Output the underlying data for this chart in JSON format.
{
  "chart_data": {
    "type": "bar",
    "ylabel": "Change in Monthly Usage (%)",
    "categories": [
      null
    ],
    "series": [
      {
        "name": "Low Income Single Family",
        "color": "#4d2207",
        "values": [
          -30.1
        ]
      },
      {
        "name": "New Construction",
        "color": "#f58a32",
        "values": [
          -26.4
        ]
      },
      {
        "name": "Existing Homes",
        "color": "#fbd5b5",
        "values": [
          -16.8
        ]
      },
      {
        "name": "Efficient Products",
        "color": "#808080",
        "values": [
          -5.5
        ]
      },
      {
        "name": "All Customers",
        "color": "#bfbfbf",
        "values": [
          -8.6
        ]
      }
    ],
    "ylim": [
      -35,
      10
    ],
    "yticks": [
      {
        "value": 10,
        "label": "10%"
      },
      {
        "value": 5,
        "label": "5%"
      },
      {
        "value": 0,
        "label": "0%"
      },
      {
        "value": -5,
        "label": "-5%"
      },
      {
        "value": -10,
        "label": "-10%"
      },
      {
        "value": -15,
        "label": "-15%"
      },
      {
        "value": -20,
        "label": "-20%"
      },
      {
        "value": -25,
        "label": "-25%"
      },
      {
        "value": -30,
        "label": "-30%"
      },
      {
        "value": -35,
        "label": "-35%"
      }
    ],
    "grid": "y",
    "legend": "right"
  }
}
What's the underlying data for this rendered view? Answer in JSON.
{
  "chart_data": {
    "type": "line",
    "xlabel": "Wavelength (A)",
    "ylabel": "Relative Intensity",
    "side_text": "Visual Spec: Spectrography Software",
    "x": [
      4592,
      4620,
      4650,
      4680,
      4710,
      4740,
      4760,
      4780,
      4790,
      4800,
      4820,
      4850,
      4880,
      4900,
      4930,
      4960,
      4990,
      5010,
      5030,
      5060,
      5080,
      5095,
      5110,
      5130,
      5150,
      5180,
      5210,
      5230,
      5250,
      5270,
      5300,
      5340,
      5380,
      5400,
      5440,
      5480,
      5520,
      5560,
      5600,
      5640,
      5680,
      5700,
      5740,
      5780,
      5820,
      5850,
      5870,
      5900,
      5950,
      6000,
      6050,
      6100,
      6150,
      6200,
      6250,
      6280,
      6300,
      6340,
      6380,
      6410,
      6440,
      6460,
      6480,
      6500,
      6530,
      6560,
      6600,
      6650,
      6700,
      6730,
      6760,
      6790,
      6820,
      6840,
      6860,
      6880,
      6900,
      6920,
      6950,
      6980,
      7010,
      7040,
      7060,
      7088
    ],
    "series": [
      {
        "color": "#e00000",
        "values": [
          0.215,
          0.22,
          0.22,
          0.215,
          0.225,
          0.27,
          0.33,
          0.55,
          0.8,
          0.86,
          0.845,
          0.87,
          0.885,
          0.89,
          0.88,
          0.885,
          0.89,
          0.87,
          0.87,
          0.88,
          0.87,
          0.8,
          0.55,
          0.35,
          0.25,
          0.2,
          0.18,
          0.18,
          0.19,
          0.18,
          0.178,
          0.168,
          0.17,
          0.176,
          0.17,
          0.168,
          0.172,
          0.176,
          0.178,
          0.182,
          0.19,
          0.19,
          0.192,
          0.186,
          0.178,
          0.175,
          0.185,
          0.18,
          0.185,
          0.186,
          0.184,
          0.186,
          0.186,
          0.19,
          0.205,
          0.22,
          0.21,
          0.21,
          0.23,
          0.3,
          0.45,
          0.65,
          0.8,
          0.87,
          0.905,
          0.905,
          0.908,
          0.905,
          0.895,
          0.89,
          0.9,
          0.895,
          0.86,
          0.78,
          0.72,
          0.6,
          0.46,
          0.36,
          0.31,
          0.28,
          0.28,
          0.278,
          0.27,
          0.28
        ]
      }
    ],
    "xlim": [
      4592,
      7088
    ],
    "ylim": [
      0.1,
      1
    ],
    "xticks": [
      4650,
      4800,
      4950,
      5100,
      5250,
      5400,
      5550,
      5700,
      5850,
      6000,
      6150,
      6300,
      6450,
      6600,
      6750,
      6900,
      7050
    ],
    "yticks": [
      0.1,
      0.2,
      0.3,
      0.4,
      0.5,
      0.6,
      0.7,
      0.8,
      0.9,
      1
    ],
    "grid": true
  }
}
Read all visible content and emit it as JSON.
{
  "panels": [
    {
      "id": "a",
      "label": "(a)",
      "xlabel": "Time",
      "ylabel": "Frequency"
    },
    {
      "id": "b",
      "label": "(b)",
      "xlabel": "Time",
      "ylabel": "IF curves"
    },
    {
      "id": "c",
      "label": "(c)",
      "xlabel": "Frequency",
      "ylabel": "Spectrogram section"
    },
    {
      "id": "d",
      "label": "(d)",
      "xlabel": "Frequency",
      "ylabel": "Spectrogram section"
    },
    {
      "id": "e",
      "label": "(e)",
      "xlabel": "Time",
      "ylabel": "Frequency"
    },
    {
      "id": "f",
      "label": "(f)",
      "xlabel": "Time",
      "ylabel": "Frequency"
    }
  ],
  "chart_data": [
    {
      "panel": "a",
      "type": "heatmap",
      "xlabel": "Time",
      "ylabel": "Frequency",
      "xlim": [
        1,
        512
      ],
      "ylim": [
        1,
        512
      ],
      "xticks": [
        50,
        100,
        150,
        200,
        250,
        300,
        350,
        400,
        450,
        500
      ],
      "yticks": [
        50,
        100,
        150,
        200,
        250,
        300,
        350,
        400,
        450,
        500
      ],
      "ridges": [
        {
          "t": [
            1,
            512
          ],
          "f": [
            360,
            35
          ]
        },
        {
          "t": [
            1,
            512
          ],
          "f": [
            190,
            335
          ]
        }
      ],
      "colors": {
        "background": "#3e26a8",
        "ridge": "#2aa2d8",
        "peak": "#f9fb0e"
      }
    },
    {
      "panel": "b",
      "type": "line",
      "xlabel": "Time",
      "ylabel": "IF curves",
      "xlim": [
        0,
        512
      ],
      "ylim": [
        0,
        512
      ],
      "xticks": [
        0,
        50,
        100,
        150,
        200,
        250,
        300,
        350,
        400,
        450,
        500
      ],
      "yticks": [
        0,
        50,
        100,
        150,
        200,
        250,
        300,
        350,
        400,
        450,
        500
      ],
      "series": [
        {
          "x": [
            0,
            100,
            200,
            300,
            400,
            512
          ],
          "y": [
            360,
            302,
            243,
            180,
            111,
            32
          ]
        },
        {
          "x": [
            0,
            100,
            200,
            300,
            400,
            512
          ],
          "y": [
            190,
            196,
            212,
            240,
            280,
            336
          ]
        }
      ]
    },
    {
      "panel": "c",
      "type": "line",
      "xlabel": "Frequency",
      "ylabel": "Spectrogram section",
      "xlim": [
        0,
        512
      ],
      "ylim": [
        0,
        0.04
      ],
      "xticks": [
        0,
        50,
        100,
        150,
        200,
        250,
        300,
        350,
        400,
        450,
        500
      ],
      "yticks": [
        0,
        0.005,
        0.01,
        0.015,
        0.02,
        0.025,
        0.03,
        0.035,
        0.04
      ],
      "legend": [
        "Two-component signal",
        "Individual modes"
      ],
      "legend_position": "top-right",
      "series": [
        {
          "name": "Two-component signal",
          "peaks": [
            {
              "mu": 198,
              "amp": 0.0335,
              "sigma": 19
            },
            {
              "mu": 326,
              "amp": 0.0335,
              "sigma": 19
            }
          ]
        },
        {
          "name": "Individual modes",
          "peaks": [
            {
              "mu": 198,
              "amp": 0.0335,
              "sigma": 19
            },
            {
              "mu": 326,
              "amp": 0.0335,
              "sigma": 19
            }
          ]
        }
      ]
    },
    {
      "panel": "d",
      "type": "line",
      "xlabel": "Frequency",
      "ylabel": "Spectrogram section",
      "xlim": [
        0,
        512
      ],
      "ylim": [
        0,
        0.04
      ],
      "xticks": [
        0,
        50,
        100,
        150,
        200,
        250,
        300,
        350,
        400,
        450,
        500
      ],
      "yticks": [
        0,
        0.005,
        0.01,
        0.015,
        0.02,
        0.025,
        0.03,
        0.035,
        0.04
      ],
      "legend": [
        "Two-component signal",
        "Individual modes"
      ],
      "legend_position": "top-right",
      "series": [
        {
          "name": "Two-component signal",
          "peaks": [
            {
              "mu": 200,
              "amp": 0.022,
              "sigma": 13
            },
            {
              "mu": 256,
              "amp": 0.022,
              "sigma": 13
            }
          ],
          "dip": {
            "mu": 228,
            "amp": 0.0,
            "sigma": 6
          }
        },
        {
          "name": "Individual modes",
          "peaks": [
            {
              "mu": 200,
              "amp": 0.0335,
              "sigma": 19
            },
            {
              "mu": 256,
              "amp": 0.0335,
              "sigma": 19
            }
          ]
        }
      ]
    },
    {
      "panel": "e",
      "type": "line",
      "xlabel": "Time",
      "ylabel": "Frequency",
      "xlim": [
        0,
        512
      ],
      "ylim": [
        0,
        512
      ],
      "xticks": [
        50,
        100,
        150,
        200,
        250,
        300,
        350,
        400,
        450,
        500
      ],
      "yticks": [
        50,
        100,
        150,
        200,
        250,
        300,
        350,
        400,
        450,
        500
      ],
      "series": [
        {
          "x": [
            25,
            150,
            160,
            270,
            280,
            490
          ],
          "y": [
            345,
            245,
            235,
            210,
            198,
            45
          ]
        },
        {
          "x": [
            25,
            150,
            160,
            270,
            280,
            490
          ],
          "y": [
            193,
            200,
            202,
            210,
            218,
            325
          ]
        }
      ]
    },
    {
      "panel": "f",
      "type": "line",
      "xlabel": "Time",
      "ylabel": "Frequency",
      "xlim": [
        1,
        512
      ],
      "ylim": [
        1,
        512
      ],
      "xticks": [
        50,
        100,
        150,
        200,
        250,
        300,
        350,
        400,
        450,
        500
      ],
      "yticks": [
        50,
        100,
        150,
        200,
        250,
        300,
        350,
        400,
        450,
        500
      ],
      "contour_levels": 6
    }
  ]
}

____

| WORK REQUIRED |
Write only the number of lines in the data above that include "this".

| COMPLETE ANSWER |
2